> [Required task]:
Reproduce all lines of the listing below in which the word "podría" occurs.

begin Stored data

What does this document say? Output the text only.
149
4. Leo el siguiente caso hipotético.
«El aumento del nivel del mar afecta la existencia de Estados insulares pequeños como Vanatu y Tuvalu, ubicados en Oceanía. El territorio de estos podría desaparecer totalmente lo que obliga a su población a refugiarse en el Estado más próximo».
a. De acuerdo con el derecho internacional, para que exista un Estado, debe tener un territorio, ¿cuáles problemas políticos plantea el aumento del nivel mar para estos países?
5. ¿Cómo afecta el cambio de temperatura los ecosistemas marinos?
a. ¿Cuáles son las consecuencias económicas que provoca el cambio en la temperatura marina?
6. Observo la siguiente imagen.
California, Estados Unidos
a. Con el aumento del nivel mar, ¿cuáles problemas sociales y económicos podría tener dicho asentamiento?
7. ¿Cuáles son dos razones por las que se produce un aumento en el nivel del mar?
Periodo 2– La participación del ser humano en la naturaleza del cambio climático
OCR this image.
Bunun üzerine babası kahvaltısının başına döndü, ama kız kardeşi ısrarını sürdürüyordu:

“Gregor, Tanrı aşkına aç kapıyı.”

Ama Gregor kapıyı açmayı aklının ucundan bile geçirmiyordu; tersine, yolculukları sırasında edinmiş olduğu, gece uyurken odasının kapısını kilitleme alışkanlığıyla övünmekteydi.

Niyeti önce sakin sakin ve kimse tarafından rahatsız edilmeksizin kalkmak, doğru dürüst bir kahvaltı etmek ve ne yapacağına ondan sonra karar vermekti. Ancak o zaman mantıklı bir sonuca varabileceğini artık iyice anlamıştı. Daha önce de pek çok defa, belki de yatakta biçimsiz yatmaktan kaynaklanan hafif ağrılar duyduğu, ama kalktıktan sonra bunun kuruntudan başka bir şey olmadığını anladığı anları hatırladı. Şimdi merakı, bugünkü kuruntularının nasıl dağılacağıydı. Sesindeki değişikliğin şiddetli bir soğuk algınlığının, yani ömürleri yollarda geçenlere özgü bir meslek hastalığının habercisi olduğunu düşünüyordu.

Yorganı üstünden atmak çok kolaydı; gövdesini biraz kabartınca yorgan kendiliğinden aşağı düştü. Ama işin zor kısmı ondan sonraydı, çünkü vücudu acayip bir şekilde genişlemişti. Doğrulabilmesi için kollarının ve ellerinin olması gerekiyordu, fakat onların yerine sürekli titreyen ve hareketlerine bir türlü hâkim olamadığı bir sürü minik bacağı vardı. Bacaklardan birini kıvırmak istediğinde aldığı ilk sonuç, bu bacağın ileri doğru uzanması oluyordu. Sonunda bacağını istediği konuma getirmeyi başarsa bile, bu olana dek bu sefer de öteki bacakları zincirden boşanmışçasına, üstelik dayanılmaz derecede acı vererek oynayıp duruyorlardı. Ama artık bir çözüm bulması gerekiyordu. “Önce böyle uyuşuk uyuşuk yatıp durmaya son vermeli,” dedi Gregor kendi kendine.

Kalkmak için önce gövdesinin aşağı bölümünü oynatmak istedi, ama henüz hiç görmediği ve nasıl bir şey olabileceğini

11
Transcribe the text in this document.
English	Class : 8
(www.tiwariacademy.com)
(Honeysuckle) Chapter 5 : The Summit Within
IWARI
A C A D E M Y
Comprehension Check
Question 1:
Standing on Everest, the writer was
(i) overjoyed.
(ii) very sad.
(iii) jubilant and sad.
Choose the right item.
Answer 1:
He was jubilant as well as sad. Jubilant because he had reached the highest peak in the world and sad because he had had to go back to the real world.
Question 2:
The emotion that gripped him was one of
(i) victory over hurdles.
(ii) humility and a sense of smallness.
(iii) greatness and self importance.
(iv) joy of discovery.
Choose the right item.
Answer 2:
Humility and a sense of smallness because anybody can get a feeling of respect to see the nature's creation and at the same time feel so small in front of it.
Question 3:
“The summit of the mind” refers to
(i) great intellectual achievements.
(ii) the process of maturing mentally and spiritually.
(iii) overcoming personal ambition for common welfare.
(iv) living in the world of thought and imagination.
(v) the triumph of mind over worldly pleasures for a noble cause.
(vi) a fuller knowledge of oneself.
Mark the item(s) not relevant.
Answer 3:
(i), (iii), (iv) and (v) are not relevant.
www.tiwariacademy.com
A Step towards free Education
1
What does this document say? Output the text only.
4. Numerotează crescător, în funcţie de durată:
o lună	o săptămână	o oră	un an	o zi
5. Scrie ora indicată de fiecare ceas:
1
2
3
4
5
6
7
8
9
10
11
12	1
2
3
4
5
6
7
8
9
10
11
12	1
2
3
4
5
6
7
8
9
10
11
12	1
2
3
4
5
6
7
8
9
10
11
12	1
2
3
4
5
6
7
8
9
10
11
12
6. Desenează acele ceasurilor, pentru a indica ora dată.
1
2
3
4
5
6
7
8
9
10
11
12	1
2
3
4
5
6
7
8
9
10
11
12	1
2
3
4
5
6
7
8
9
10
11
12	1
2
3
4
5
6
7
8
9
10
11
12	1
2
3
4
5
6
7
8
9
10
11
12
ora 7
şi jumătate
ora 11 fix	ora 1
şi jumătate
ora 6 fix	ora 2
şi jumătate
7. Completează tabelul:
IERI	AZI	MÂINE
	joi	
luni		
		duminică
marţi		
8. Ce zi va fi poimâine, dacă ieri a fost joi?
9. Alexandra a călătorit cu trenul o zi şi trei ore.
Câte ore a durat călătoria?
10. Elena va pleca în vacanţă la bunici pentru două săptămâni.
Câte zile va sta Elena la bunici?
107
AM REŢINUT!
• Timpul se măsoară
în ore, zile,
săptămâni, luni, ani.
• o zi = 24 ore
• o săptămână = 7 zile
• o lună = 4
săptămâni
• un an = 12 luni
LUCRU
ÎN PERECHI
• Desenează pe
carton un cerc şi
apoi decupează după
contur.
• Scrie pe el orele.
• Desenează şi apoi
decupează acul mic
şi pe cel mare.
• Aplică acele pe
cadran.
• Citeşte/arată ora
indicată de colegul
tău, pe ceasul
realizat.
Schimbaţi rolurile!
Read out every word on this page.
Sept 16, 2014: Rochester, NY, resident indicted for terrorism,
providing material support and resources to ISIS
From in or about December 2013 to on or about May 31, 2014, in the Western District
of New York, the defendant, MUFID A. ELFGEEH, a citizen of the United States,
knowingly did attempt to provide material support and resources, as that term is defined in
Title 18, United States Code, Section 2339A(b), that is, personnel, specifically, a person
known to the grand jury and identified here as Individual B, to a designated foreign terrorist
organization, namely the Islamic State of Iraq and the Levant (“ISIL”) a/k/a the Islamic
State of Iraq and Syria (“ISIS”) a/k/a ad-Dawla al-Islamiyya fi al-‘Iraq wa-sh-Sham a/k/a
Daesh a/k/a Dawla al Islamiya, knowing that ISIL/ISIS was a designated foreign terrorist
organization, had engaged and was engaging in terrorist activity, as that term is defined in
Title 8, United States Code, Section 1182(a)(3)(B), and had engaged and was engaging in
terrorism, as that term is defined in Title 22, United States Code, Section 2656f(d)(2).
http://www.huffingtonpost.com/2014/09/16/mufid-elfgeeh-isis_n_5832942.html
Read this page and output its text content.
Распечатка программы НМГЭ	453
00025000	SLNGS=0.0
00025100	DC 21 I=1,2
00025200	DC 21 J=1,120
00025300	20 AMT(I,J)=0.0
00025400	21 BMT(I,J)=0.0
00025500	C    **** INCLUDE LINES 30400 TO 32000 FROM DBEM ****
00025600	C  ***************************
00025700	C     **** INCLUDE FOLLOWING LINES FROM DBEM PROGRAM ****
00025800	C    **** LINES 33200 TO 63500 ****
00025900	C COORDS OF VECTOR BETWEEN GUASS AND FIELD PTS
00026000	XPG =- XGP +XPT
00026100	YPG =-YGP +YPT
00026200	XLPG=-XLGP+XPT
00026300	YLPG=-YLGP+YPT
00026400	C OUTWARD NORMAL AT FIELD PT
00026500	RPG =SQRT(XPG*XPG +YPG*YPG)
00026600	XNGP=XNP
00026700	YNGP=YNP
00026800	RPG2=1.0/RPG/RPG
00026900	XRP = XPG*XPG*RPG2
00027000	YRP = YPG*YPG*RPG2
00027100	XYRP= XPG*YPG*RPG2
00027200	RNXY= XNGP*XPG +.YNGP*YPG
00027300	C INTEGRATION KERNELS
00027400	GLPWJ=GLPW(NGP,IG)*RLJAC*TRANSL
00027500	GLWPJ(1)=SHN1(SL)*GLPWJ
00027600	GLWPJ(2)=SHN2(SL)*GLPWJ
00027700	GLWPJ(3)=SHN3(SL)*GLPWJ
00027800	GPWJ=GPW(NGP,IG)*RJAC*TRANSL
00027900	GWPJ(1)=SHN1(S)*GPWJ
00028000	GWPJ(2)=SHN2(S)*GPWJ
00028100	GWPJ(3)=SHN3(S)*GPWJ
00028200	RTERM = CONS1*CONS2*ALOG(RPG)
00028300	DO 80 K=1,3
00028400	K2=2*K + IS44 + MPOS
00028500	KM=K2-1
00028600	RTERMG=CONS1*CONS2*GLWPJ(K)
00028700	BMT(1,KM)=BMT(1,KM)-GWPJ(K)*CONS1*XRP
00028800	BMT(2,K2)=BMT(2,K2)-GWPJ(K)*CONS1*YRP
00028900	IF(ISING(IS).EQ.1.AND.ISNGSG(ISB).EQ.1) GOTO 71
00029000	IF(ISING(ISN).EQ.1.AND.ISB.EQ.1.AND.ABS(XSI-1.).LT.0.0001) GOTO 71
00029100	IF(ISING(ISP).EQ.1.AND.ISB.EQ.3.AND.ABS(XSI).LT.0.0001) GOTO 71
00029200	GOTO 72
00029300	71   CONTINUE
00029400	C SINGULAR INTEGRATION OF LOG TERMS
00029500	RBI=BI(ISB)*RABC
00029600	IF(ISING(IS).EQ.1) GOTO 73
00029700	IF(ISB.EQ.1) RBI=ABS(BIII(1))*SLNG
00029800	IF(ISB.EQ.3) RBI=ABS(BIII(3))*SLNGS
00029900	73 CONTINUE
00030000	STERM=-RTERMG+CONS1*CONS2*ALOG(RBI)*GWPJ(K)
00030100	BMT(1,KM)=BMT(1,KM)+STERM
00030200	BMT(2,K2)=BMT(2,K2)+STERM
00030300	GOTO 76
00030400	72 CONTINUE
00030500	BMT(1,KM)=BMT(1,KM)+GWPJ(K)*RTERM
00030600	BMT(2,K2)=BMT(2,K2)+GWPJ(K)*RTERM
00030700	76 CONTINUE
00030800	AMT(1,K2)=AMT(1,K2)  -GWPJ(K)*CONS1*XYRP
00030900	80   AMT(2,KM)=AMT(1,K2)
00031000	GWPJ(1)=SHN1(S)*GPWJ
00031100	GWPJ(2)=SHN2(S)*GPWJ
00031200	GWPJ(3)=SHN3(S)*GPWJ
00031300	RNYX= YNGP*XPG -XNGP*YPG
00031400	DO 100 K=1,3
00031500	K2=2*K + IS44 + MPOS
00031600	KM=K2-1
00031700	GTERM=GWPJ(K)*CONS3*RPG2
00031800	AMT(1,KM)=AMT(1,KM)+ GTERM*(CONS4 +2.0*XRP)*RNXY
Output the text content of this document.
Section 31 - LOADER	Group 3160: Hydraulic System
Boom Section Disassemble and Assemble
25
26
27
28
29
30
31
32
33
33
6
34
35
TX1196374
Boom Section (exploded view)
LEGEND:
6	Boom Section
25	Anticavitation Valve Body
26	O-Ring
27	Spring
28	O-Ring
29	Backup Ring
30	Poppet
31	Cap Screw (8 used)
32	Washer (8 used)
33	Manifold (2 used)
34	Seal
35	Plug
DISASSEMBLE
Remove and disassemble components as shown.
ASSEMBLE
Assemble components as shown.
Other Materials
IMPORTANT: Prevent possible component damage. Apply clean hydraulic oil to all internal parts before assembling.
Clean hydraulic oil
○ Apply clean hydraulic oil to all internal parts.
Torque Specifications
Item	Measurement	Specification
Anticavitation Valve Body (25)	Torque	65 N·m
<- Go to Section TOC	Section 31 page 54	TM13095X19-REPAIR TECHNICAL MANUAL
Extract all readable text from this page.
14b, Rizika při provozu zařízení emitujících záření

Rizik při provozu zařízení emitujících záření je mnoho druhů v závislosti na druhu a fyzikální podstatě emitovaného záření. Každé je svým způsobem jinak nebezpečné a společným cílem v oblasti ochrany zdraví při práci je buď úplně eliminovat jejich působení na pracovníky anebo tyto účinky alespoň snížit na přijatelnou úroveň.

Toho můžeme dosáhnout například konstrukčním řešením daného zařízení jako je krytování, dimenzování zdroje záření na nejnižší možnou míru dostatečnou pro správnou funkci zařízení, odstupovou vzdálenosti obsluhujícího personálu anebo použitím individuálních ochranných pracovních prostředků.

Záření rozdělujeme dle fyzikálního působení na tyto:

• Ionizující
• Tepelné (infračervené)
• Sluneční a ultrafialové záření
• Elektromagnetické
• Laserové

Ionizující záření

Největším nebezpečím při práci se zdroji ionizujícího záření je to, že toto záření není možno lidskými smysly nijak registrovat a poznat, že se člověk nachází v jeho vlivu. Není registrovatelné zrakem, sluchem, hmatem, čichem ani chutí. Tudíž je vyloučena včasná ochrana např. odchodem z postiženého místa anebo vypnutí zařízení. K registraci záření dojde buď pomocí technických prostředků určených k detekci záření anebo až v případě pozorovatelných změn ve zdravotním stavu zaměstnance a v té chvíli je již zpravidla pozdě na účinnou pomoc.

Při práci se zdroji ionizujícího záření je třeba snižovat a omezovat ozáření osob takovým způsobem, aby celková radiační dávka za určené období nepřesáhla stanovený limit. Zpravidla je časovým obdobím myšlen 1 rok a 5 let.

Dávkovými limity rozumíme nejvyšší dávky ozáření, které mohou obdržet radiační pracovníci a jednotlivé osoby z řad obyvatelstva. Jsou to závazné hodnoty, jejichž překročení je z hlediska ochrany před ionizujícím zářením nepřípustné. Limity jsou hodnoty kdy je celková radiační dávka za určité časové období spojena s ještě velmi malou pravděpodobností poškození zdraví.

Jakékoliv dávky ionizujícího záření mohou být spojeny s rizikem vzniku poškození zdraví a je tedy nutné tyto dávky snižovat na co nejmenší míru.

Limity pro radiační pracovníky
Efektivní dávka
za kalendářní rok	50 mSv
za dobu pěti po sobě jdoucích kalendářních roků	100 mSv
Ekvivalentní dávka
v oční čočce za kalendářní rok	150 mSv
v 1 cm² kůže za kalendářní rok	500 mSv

end Stored data

> [Task response]:
«El aumento del nivel del mar afecta la existencia de Estados insulares pequeños como Vanatu y Tuvalu, ubicados en Oceanía. El territorio de estos podría desaparecer totalmente lo que obliga a su población a refugiarse en el Estado más próximo».
a. Con el aumento del nivel mar, ¿cuáles problemas sociales y económicos podría tener dicho asentamiento?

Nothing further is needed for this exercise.